* begin Items *

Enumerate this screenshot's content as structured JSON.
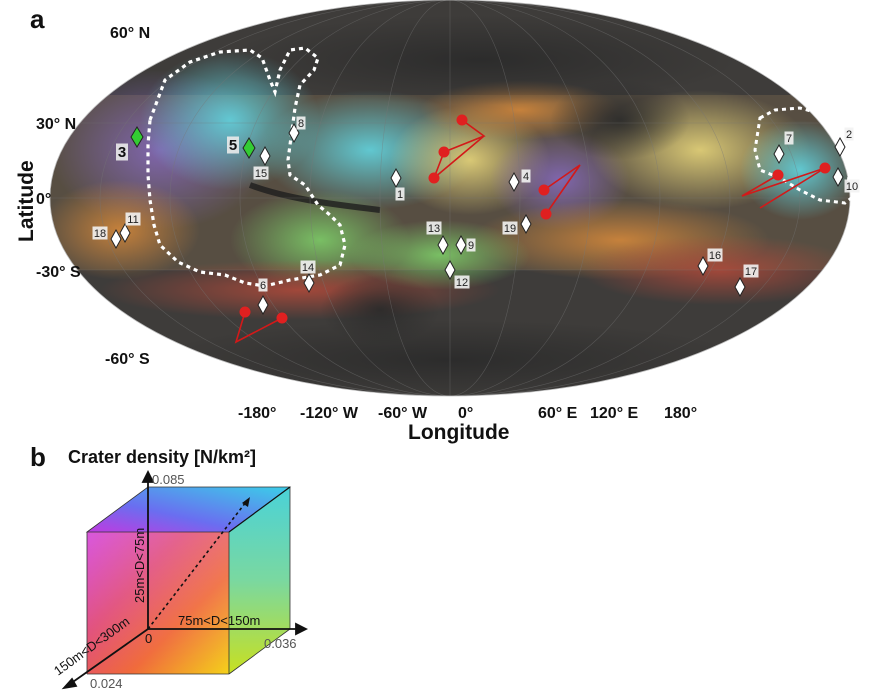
{
  "figure": {
    "panel_a_label": "a",
    "panel_b_label": "b",
    "map": {
      "lat_ticks": [
        "60° N",
        "30° N",
        "0°",
        "-30° S",
        "-60° S"
      ],
      "lon_ticks": [
        "-180°",
        "-120° W",
        "-60° W",
        "0°",
        "60° E",
        "120° E",
        "180°"
      ],
      "xlabel": "Longitude",
      "ylabel": "Latitude",
      "sites": [
        {
          "n": "1",
          "style": "small",
          "color": "white"
        },
        {
          "n": "2",
          "style": "small",
          "color": "white"
        },
        {
          "n": "3",
          "style": "big",
          "color": "green"
        },
        {
          "n": "4",
          "style": "small",
          "color": "white"
        },
        {
          "n": "5",
          "style": "big",
          "color": "green"
        },
        {
          "n": "6",
          "style": "small",
          "color": "white"
        },
        {
          "n": "7",
          "style": "small",
          "color": "white"
        },
        {
          "n": "8",
          "style": "small",
          "color": "white"
        },
        {
          "n": "9",
          "style": "small",
          "color": "white"
        },
        {
          "n": "10",
          "style": "small",
          "color": "white"
        },
        {
          "n": "11",
          "style": "small",
          "color": "white"
        },
        {
          "n": "12",
          "style": "small",
          "color": "white"
        },
        {
          "n": "13",
          "style": "small",
          "color": "white"
        },
        {
          "n": "14",
          "style": "small",
          "color": "white"
        },
        {
          "n": "15",
          "style": "small",
          "color": "white"
        },
        {
          "n": "16",
          "style": "small",
          "color": "white"
        },
        {
          "n": "17",
          "style": "small",
          "color": "white"
        },
        {
          "n": "18",
          "style": "small",
          "color": "white"
        },
        {
          "n": "19",
          "style": "small",
          "color": "white"
        }
      ],
      "marker_colors": {
        "white": "#ffffff",
        "green": "#33cc33",
        "red": "#e02020",
        "boundary": "#ffffff"
      }
    },
    "cube": {
      "title": "Crater density [N/km²]",
      "axis_vertical": "25m<D<75m",
      "axis_horizontal": "75m<D<150m",
      "axis_depth": "150m<D<300m",
      "origin": "0",
      "max_vertical": "0.085",
      "max_horizontal": "0.036",
      "max_depth": "0.024"
    }
  }
}
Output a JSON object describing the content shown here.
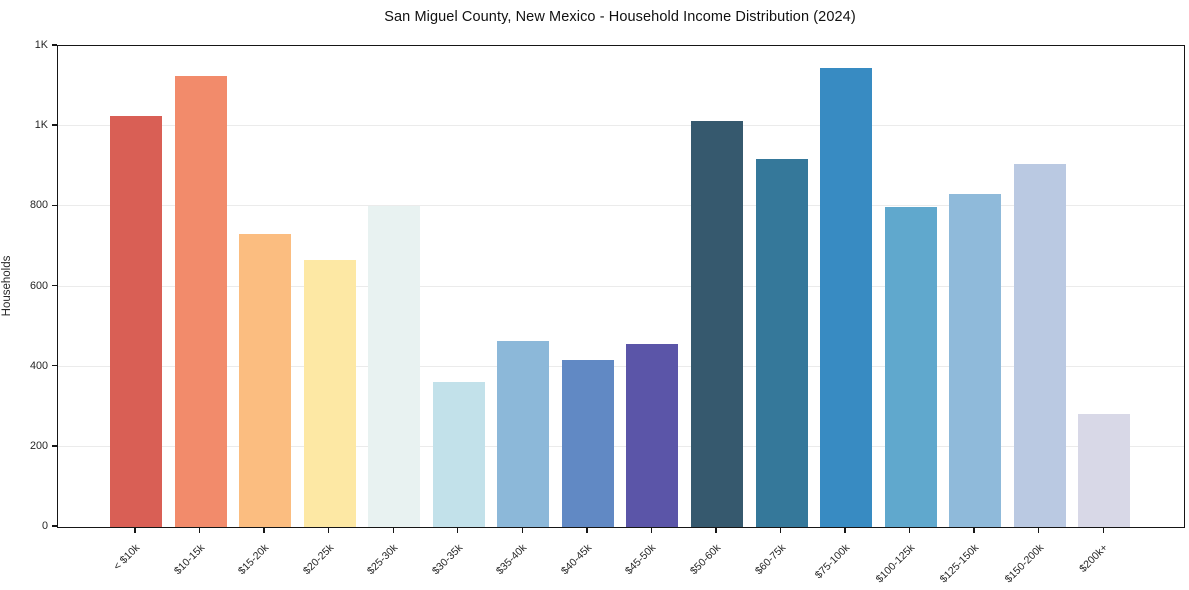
{
  "page": {
    "background": "#ffffff"
  },
  "chart_data": {
    "type": "bar",
    "title": "San Miguel County, New Mexico - Household Income Distribution (2024)",
    "xlabel": "",
    "ylabel": "Households",
    "categories": [
      "< $10k",
      "$10-15k",
      "$15-20k",
      "$20-25k",
      "$25-30k",
      "$30-35k",
      "$35-40k",
      "$40-45k",
      "$45-50k",
      "$50-60k",
      "$60-75k",
      "$75-100k",
      "$100-125k",
      "$125-150k",
      "$150-200k",
      "$200k+"
    ],
    "values": [
      1025,
      1125,
      730,
      665,
      800,
      362,
      463,
      417,
      456,
      1012,
      918,
      1144,
      798,
      830,
      906,
      283
    ],
    "bar_colors": [
      "#d95f55",
      "#f28b6b",
      "#fbbd80",
      "#fde8a4",
      "#e8f2f1",
      "#c2e1ea",
      "#8cb8d9",
      "#6189c4",
      "#5b55a8",
      "#36596e",
      "#35789a",
      "#388bc2",
      "#60a8cd",
      "#8fbada",
      "#bac9e2",
      "#d8d8e7"
    ],
    "ylim": [
      0,
      1200
    ],
    "yticks": [
      {
        "value": 0,
        "label": "0"
      },
      {
        "value": 200,
        "label": "200"
      },
      {
        "value": 400,
        "label": "400"
      },
      {
        "value": 600,
        "label": "600"
      },
      {
        "value": 800,
        "label": "800"
      },
      {
        "value": 1000,
        "label": "1K"
      },
      {
        "value": 1200,
        "label": "1K"
      }
    ],
    "grid": "horizontal",
    "legend": "none",
    "axis_color": "#161616",
    "grid_color": "#ebebeb",
    "text_color": "#262626"
  }
}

* end Items *

Task objective:
Search the data for the string "content" and copy each line where it appears.

Result of this exercise:
Enumerate this screenshot's content as structured JSON.
Output a JSON object describing the content shown here.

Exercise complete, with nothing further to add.